▶ _Set problem_:
Don't copy the pictures; return every other part of the records exactly.

+++ Dataset entries +++

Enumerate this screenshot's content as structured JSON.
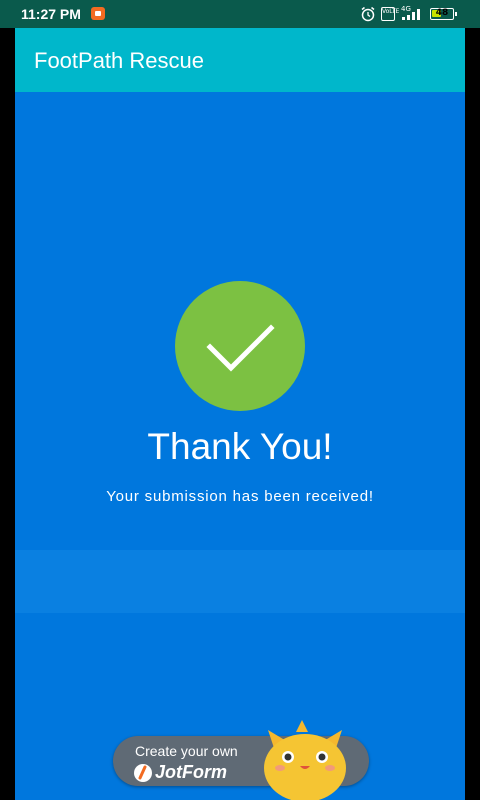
{
  "status_bar": {
    "time": "11:27 PM",
    "volte": "VoLTE",
    "network": "4G",
    "battery": "48",
    "battery_level": 0.48,
    "icons": [
      "screen-record-icon",
      "alarm-icon",
      "volte-icon",
      "signal-icon",
      "battery-icon"
    ]
  },
  "app_bar": {
    "title": "FootPath Rescue"
  },
  "confirmation": {
    "title": "Thank You!",
    "message": "Your submission has been received!"
  },
  "badge": {
    "line1": "Create your own",
    "brand": "JotForm"
  },
  "colors": {
    "status_bar": "#0a5a4c",
    "app_bar": "#00b7cb",
    "background": "#0077dd",
    "check_circle": "#7cc142",
    "badge": "#5f6a75"
  }
}
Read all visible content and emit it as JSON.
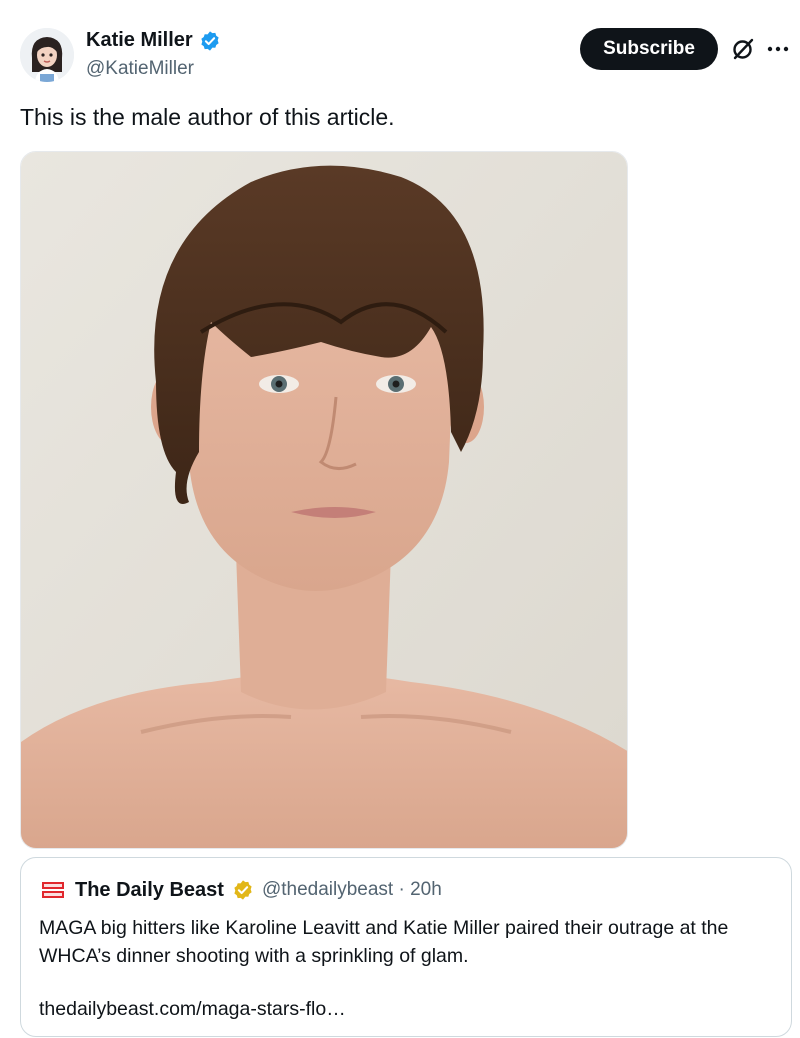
{
  "tweet": {
    "author": {
      "name": "Katie Miller",
      "handle": "@KatieMiller",
      "verified": true,
      "avatar_icon": "cartoon-avatar-icon",
      "badge_color": "#1d9bf0"
    },
    "actions": {
      "subscribe_label": "Subscribe",
      "grok_icon": "grok-icon",
      "more_icon": "more-dots-icon"
    },
    "text": "This is the male author of this article.",
    "media": {
      "type": "photo",
      "description_icon": "portrait-photo"
    }
  },
  "quote": {
    "logo_icon": "daily-beast-logo",
    "name": "The Daily Beast",
    "verified_badge": "gold",
    "badge_color": "#e2b719",
    "handle_time": "@thedailybeast · 20h",
    "text": "MAGA big hitters like Karoline Leavitt and Katie Miller paired their outrage at the WHCA’s dinner shooting with a sprinkling of glam.",
    "link": "thedailybeast.com/maga-stars-flo…"
  },
  "colors": {
    "text_primary": "#0f1419",
    "text_secondary": "#536471",
    "border": "#cfd9de",
    "button_bg": "#0f1419"
  }
}
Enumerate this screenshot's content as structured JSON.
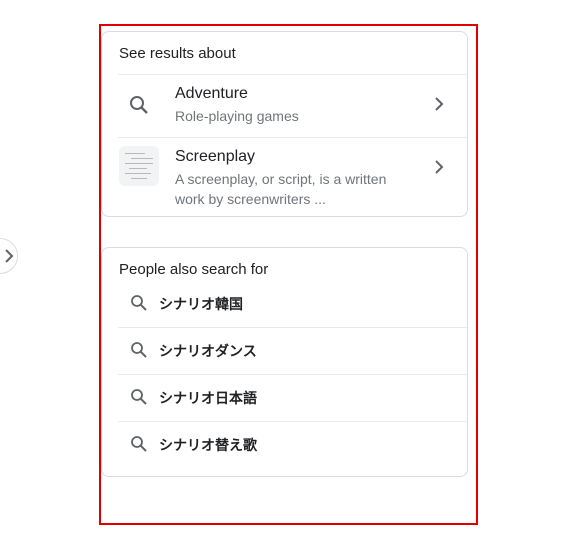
{
  "colors": {
    "frame": "#e00000",
    "border": "#dadce0",
    "muted": "#70757a",
    "text": "#202124"
  },
  "see_results": {
    "title": "See results about",
    "items": [
      {
        "title": "Adventure",
        "subtitle": "Role-playing games",
        "icon": "search-icon"
      },
      {
        "title": "Screenplay",
        "subtitle": "A screenplay, or script, is a written work by screenwriters ...",
        "icon": "screenplay-thumbnail"
      }
    ]
  },
  "people_also_search": {
    "title": "People also search for",
    "items": [
      {
        "label": "シナリオ韓国"
      },
      {
        "label": "シナリオダンス"
      },
      {
        "label": "シナリオ日本語"
      },
      {
        "label": "シナリオ替え歌"
      }
    ]
  }
}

+++

▶ _Written reply_:
Enumerate this screenshot's content as structured JSON.
{
  "status_bar": {
    "time": "11:27 PM",
    "volte": "VoLTE",
    "network": "4G",
    "battery": "48",
    "battery_level": 0.48,
    "icons": [
      "screen-record-icon",
      "alarm-icon",
      "volte-icon",
      "signal-icon",
      "battery-icon"
    ]
  },
  "app_bar": {
    "title": "FootPath Rescue"
  },
  "confirmation": {
    "title": "Thank You!",
    "message": "Your submission has been received!"
  },
  "badge": {
    "line1": "Create your own",
    "brand": "JotForm"
  },
  "colors": {
    "status_bar": "#0a5a4c",
    "app_bar": "#00b7cb",
    "background": "#0077dd",
    "check_circle": "#7cc142",
    "badge": "#5f6a75"
  }
}
Read all visible content and emit it as JSON.
{
  "tweet": {
    "author": {
      "name": "Katie Miller",
      "handle": "@KatieMiller",
      "verified": true,
      "avatar_icon": "cartoon-avatar-icon",
      "badge_color": "#1d9bf0"
    },
    "actions": {
      "subscribe_label": "Subscribe",
      "grok_icon": "grok-icon",
      "more_icon": "more-dots-icon"
    },
    "text": "This is the male author of this article.",
    "media": {
      "type": "photo",
      "description_icon": "portrait-photo"
    }
  },
  "quote": {
    "logo_icon": "daily-beast-logo",
    "name": "The Daily Beast",
    "verified_badge": "gold",
    "badge_color": "#e2b719",
    "handle_time": "@thedailybeast · 20h",
    "text": "MAGA big hitters like Karoline Leavitt and Katie Miller paired their outrage at the WHCA’s dinner shooting with a sprinkling of glam.",
    "link": "thedailybeast.com/maga-stars-flo…"
  },
  "colors": {
    "text_primary": "#0f1419",
    "text_secondary": "#536471",
    "border": "#cfd9de",
    "button_bg": "#0f1419"
  }
}
Enumerate this screenshot's content as structured JSON.
{
  "colors": {
    "frame": "#e00000",
    "border": "#dadce0",
    "muted": "#70757a",
    "text": "#202124"
  },
  "see_results": {
    "title": "See results about",
    "items": [
      {
        "title": "Adventure",
        "subtitle": "Role-playing games",
        "icon": "search-icon"
      },
      {
        "title": "Screenplay",
        "subtitle": "A screenplay, or script, is a written work by screenwriters ...",
        "icon": "screenplay-thumbnail"
      }
    ]
  },
  "people_also_search": {
    "title": "People also search for",
    "items": [
      {
        "label": "シナリオ韓国"
      },
      {
        "label": "シナリオダンス"
      },
      {
        "label": "シナリオ日本語"
      },
      {
        "label": "シナリオ替え歌"
      }
    ]
  }
}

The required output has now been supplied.